→ WHAT YOU NEED TO DO
From the records below, copy every line that contains the word "Troll".

+ + +

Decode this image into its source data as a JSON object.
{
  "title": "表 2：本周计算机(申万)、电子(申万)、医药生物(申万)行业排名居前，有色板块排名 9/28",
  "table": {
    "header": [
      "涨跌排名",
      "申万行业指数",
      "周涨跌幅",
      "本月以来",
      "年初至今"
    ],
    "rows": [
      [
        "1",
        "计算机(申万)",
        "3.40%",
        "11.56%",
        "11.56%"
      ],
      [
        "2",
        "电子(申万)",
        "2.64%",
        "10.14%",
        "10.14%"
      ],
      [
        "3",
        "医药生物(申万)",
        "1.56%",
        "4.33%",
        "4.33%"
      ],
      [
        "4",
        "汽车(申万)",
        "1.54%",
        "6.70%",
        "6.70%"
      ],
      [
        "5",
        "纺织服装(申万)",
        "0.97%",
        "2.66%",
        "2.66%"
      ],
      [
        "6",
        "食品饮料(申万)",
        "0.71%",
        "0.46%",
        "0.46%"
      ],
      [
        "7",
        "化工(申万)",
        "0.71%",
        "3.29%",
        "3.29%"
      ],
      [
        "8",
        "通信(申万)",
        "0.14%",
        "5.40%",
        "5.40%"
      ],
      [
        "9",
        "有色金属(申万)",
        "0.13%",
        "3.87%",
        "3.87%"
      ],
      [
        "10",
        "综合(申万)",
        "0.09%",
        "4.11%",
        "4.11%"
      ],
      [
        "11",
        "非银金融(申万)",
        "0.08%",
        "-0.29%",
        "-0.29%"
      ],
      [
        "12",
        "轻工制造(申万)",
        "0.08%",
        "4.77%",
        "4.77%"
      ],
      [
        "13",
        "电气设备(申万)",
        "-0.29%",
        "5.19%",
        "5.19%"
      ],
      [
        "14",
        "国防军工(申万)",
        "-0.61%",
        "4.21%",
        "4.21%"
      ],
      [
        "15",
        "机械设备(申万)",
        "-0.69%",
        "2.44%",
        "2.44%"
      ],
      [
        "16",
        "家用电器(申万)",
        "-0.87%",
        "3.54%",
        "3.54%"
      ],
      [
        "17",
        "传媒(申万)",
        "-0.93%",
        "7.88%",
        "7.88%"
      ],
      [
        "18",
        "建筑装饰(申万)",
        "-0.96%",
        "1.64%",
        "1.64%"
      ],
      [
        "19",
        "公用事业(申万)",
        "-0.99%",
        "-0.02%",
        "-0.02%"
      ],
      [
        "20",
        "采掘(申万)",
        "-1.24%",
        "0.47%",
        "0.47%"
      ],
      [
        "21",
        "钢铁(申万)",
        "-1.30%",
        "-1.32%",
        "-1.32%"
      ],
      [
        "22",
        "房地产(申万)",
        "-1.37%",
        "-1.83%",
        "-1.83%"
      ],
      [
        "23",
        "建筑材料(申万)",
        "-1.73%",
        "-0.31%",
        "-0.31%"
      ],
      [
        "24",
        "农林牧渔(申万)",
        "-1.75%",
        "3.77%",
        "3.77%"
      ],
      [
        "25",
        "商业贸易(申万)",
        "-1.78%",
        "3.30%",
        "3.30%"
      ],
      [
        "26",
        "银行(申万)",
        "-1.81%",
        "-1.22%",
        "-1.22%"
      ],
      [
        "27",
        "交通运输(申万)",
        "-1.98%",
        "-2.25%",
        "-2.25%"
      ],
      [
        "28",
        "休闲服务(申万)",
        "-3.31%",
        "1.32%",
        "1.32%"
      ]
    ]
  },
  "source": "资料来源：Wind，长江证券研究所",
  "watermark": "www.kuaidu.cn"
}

+ + +

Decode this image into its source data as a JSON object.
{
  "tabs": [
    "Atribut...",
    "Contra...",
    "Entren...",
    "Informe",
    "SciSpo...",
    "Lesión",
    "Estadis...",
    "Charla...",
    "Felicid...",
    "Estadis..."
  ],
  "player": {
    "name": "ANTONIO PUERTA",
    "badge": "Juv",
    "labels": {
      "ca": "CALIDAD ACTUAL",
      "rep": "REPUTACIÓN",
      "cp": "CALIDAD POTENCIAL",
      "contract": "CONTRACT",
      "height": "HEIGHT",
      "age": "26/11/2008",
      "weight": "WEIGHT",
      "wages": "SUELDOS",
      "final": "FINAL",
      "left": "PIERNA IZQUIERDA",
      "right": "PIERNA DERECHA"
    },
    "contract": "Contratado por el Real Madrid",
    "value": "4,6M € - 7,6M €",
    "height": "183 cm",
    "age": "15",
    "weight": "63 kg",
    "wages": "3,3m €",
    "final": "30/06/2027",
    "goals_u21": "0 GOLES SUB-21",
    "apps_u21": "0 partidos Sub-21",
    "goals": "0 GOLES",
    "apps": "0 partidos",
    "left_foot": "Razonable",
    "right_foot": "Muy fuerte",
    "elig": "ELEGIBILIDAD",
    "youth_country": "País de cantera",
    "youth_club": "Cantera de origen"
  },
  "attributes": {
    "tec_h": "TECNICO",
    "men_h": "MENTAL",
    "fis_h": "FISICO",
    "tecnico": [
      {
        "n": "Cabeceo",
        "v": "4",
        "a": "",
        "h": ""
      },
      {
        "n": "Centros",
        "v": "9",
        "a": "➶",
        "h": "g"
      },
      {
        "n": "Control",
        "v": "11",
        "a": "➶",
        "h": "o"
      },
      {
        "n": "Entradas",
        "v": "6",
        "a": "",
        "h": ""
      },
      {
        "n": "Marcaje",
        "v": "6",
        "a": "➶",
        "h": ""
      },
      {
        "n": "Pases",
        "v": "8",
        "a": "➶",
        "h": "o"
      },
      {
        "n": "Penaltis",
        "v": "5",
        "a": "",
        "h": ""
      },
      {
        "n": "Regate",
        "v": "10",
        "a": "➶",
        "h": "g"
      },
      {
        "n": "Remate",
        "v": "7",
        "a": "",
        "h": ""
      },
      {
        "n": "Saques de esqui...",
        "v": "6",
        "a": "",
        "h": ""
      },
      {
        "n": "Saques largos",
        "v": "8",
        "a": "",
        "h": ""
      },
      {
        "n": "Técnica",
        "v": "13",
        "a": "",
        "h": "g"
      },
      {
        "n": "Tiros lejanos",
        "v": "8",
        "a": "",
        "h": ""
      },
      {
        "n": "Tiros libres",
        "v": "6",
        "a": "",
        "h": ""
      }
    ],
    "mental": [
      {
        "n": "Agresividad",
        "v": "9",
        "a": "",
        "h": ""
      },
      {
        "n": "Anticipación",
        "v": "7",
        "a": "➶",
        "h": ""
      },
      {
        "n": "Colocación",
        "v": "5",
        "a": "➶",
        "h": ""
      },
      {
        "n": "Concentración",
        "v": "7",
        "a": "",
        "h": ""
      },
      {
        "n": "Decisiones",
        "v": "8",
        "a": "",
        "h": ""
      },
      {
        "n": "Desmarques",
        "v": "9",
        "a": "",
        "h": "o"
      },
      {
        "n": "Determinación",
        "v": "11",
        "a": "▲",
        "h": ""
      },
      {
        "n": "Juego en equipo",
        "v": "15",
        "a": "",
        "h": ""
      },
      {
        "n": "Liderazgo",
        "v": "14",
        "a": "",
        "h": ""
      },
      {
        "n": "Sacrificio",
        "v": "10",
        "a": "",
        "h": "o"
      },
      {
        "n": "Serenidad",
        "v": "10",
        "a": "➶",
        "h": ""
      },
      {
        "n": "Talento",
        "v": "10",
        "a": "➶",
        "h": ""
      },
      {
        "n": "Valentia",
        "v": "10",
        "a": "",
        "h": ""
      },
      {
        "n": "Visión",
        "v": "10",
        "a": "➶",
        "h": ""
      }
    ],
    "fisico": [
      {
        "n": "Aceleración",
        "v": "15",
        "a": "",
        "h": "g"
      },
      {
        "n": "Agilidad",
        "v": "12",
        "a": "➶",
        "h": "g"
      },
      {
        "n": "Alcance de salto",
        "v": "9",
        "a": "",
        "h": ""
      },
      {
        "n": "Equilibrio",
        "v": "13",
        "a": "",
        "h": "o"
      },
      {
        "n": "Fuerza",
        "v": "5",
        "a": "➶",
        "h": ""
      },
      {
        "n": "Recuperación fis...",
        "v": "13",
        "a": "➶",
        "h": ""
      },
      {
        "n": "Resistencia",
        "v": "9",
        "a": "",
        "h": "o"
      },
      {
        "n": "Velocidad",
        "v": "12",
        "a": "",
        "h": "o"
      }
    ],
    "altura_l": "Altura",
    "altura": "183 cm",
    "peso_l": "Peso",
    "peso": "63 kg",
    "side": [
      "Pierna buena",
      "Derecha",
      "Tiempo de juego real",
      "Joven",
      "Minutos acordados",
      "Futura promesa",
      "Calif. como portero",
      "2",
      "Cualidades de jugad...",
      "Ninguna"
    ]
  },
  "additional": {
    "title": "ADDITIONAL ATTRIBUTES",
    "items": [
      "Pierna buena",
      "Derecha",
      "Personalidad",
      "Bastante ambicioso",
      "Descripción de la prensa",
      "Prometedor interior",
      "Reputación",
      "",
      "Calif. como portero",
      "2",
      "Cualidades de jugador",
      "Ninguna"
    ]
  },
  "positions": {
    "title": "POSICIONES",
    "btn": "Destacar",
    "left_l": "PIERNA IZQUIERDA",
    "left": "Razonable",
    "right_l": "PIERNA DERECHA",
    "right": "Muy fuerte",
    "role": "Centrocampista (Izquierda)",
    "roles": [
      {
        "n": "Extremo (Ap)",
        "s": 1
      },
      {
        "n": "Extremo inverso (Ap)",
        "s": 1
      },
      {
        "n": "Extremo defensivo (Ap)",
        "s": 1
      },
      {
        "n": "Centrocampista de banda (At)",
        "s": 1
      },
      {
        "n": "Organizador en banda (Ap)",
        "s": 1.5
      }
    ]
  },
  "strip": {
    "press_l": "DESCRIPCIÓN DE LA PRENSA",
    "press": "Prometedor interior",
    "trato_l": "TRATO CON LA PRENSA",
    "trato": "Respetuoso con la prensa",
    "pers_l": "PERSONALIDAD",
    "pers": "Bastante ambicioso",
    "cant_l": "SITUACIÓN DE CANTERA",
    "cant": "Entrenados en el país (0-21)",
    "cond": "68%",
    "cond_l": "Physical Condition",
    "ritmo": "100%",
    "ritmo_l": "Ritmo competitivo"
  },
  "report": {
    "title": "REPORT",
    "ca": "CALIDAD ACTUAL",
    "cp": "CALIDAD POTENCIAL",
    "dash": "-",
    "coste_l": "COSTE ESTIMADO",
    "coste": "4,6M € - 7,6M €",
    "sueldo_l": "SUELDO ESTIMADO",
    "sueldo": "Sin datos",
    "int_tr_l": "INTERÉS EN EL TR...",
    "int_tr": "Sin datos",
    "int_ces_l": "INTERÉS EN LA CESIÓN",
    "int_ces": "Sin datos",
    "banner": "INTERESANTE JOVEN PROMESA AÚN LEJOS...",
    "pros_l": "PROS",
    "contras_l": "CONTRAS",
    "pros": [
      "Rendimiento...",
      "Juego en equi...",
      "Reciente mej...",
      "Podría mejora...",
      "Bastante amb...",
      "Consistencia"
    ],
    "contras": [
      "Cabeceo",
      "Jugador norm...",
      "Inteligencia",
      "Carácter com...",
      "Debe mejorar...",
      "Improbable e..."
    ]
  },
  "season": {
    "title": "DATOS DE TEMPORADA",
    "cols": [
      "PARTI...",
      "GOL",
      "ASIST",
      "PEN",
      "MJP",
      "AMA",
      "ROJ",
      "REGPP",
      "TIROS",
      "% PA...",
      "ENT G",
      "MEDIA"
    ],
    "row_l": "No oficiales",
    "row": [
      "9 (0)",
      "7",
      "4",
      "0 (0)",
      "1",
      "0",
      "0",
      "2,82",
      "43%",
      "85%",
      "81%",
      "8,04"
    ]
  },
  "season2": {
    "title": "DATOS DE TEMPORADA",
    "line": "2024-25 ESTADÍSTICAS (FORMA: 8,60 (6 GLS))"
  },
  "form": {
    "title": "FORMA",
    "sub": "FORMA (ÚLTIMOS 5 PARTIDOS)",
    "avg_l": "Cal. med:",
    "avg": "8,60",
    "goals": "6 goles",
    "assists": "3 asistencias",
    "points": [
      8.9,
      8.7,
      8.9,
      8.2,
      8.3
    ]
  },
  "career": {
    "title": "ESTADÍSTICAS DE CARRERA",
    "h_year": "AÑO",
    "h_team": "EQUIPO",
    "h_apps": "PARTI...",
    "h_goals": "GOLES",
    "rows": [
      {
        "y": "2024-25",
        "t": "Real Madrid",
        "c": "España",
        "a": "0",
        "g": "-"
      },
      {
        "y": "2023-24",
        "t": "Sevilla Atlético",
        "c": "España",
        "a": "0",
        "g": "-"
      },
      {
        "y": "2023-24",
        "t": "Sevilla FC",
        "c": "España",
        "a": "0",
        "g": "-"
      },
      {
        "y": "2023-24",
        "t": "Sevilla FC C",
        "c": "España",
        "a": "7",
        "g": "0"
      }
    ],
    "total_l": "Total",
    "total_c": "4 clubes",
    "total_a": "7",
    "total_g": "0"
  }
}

+ + +

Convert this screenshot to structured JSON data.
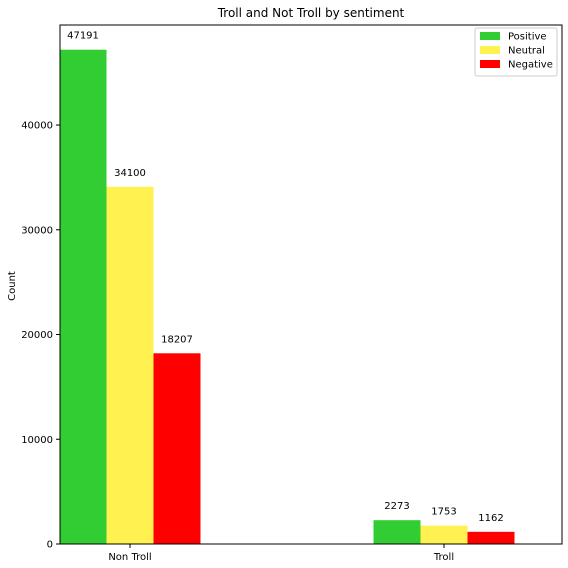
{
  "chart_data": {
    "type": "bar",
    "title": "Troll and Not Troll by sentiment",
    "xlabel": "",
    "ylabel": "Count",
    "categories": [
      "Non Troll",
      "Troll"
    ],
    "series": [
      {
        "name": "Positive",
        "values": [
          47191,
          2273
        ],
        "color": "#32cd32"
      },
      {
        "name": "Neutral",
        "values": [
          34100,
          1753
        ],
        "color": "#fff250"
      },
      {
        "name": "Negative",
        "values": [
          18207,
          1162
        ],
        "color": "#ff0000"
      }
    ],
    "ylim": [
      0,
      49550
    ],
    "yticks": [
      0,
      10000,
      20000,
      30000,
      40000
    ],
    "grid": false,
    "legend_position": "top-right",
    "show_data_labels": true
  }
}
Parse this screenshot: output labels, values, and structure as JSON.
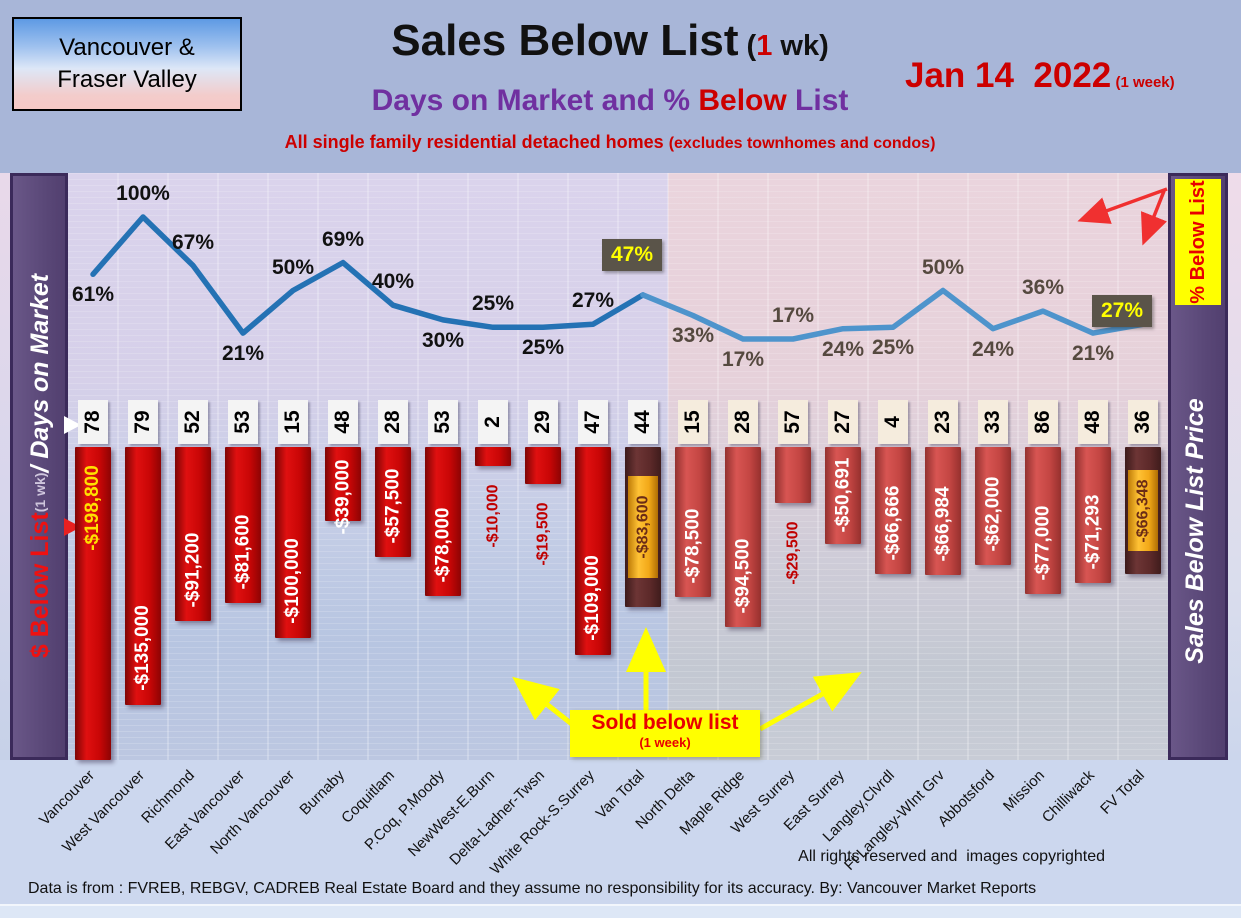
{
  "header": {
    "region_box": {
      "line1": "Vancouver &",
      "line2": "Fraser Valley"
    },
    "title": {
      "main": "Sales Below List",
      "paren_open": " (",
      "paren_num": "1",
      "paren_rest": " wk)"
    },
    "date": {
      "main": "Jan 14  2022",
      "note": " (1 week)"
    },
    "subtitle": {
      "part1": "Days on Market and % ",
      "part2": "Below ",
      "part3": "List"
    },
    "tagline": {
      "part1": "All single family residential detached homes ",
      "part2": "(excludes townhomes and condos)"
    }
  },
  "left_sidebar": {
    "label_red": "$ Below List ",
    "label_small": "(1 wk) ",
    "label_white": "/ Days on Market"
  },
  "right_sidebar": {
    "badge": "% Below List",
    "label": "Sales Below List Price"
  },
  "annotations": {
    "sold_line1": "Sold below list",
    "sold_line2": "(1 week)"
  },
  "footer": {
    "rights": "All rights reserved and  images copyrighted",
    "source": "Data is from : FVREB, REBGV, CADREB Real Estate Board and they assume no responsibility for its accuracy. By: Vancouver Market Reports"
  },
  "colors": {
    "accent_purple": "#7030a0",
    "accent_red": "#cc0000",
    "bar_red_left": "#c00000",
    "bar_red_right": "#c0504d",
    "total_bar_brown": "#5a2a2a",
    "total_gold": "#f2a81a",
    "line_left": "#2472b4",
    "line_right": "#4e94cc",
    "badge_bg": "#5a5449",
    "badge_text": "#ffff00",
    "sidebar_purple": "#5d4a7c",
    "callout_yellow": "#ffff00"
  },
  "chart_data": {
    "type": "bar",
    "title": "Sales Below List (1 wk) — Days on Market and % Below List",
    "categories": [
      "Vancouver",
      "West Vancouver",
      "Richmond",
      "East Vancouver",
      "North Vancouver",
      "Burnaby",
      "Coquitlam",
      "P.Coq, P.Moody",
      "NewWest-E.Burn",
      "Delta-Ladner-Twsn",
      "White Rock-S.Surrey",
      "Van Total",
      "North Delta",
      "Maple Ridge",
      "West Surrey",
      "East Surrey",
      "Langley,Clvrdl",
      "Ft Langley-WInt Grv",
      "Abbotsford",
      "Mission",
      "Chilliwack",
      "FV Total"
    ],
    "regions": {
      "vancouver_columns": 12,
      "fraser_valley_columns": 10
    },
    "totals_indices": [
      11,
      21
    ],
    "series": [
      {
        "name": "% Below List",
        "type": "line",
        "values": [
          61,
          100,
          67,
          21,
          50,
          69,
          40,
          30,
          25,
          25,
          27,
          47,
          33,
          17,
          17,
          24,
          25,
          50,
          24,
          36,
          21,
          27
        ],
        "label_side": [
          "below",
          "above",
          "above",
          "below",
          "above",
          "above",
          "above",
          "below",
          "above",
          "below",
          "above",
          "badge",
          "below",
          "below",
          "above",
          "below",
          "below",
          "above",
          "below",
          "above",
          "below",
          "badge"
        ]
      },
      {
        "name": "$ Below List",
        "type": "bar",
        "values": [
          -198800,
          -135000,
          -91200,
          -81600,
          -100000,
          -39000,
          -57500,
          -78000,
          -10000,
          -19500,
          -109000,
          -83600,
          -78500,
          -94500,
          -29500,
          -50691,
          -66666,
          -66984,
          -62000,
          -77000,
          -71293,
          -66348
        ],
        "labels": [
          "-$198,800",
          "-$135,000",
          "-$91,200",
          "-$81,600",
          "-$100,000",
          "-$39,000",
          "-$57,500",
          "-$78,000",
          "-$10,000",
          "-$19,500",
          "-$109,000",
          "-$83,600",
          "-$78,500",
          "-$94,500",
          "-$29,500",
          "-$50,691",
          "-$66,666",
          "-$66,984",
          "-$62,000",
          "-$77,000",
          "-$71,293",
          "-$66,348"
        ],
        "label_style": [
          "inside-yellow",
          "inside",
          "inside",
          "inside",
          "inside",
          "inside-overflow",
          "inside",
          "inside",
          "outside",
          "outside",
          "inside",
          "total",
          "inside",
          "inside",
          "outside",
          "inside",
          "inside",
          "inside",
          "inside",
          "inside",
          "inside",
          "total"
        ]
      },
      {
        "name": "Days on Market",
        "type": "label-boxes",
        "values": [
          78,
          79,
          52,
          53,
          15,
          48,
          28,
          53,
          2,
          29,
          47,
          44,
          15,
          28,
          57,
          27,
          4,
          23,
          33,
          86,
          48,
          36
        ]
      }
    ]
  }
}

+ + +

→ COMPLETED EXERCISE
    "title": "Troll and Not Troll by sentiment",
      "Non Troll",
      "Troll"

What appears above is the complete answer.